What is required:
Each line that contains the string "Share" counts once; report how many such lines appear in the data, as a number only.
==== Information shown
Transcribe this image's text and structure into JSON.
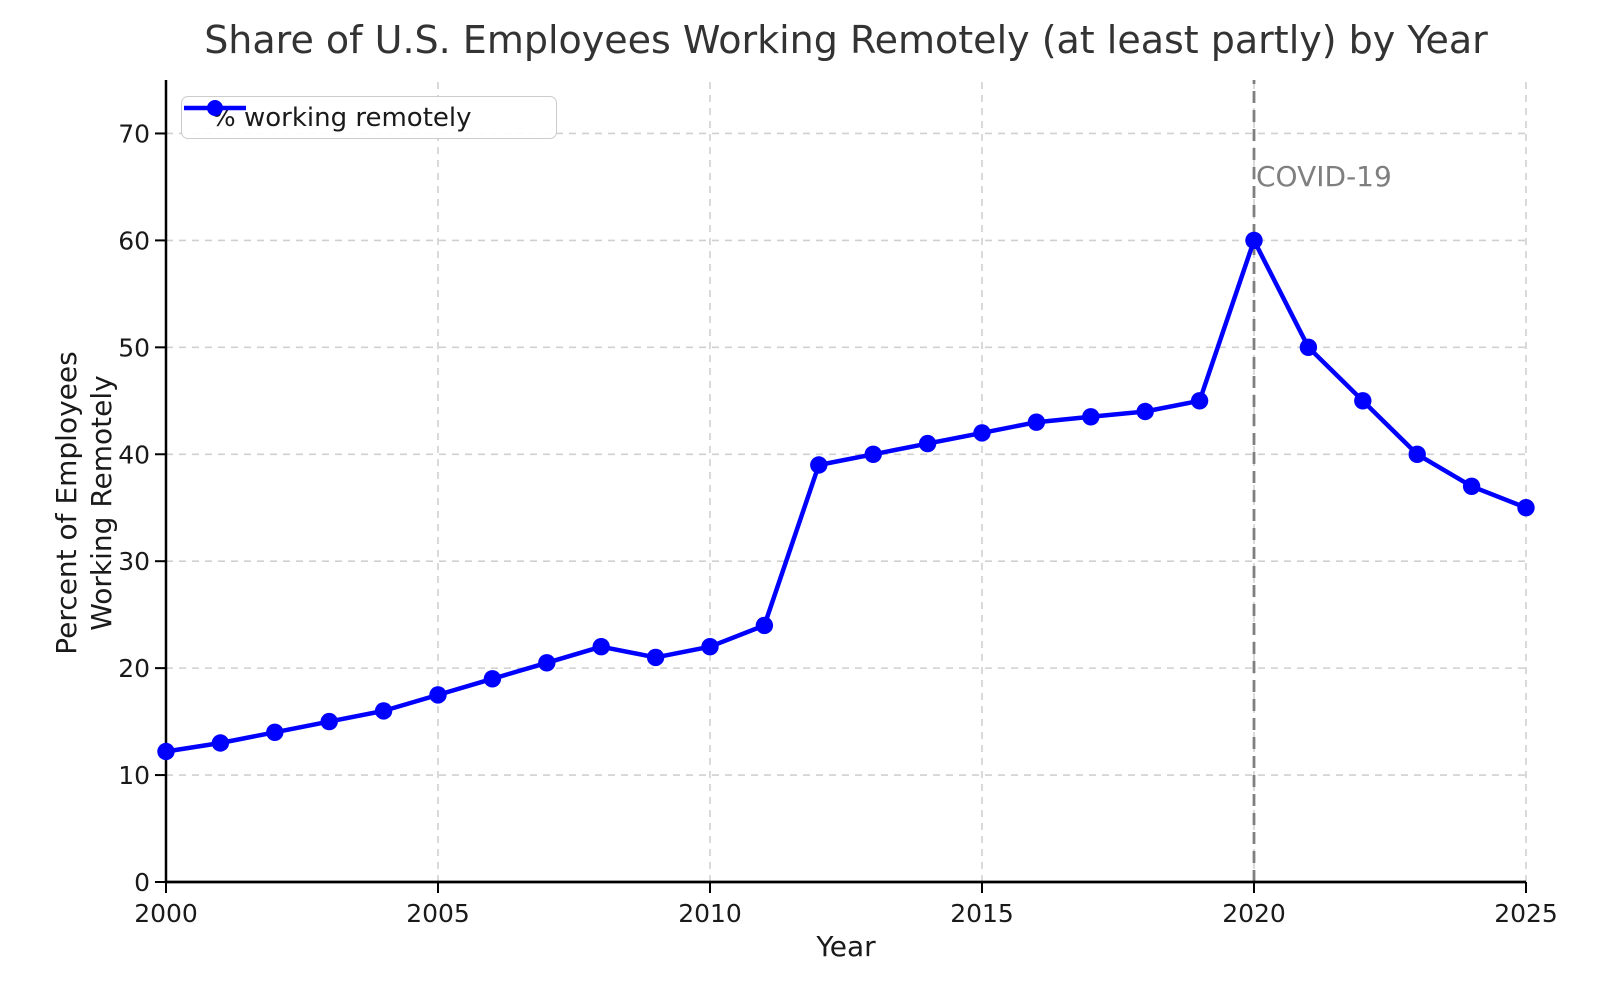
{
  "title": "Share of U.S. Employees Working Remotely (at least partly) by Year",
  "colors": {
    "line": "#0000ff",
    "grid": "#d0d0d0",
    "spine": "#000000",
    "tick_label": "#1a1a1a",
    "title": "#333333",
    "annotation": "#7f7f7f",
    "legend_border": "#cccccc"
  },
  "chart_data": {
    "type": "line",
    "title": "Share of U.S. Employees Working Remotely (at least partly) by Year",
    "xlabel": "Year",
    "ylabel": "Percent of Employees Working Remotely",
    "ylabel_lines": [
      "Percent of Employees",
      "Working Remotely"
    ],
    "x": [
      2000,
      2001,
      2002,
      2003,
      2004,
      2005,
      2006,
      2007,
      2008,
      2009,
      2010,
      2011,
      2012,
      2013,
      2014,
      2015,
      2016,
      2017,
      2018,
      2019,
      2020,
      2021,
      2022,
      2023,
      2024,
      2025
    ],
    "series": [
      {
        "name": "% working remotely",
        "color": "#0000ff",
        "marker": "circle",
        "values": [
          12.2,
          13,
          14,
          15,
          16,
          17.5,
          19,
          20.5,
          22,
          21,
          22,
          24,
          39,
          40,
          41,
          42,
          43,
          43.5,
          44,
          45,
          60,
          50,
          45,
          40,
          37,
          35
        ]
      }
    ],
    "xlim": [
      2000,
      2025
    ],
    "ylim": [
      0,
      75
    ],
    "xticks": [
      2000,
      2005,
      2010,
      2015,
      2020,
      2025
    ],
    "yticks": [
      0,
      10,
      20,
      30,
      40,
      50,
      60,
      70
    ],
    "grid": true,
    "grid_style": "dashed",
    "legend_position": "upper-left",
    "annotation": {
      "type": "vline",
      "x": 2020,
      "label": "COVID-19",
      "color": "#7f7f7f"
    }
  }
}
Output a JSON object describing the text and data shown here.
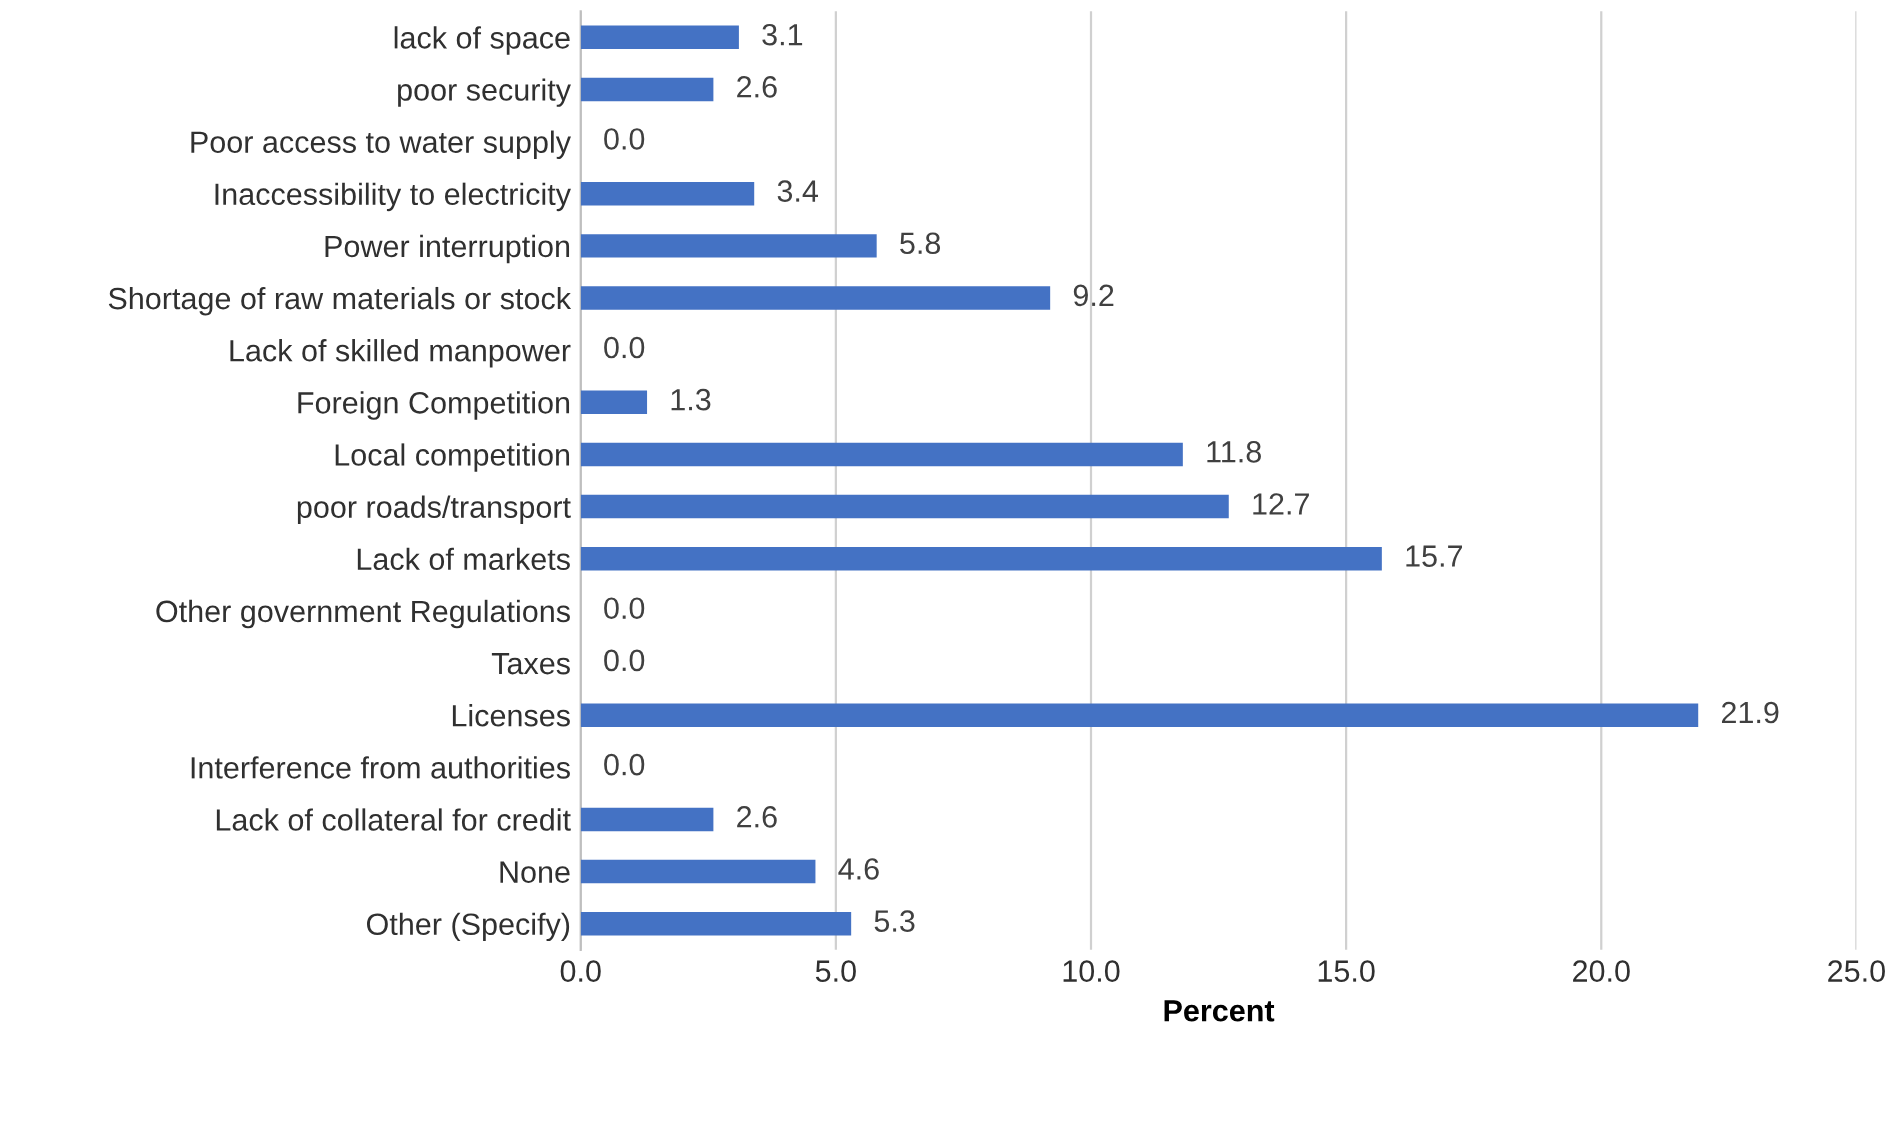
{
  "chart_data": {
    "type": "bar",
    "orientation": "horizontal",
    "xlabel": "Percent",
    "categories": [
      "lack of space",
      "poor security",
      "Poor access to water supply",
      "Inaccessibility to electricity",
      "Power interruption",
      "Shortage of raw materials or stock",
      "Lack of skilled manpower",
      "Foreign Competition",
      "Local competition",
      "poor roads/transport",
      "Lack of markets",
      "Other government Regulations",
      "Taxes",
      "Licenses",
      "Interference from authorities",
      "Lack of collateral for credit",
      "None",
      "Other (Specify)"
    ],
    "values": [
      3.1,
      2.6,
      0.0,
      3.4,
      5.8,
      9.2,
      0.0,
      1.3,
      11.8,
      12.7,
      15.7,
      0.0,
      0.0,
      21.9,
      0.0,
      2.6,
      4.6,
      5.3
    ],
    "value_labels": [
      "3.1",
      "2.6",
      "0.0",
      "3.4",
      "5.8",
      "9.2",
      "0.0",
      "1.3",
      "11.8",
      "12.7",
      "15.7",
      "0.0",
      "0.0",
      "21.9",
      "0.0",
      "2.6",
      "4.6",
      "5.3"
    ],
    "color": "#4472c4",
    "xlim": [
      0,
      25
    ],
    "xticks": [
      {
        "value": 0,
        "label": "0.0"
      },
      {
        "value": 5,
        "label": "5.0"
      },
      {
        "value": 10,
        "label": "10.0"
      },
      {
        "value": 15,
        "label": "15.0"
      },
      {
        "value": 20,
        "label": "20.0"
      },
      {
        "value": 25,
        "label": "25.0"
      }
    ],
    "grid": "x"
  }
}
========
Response to this task:
2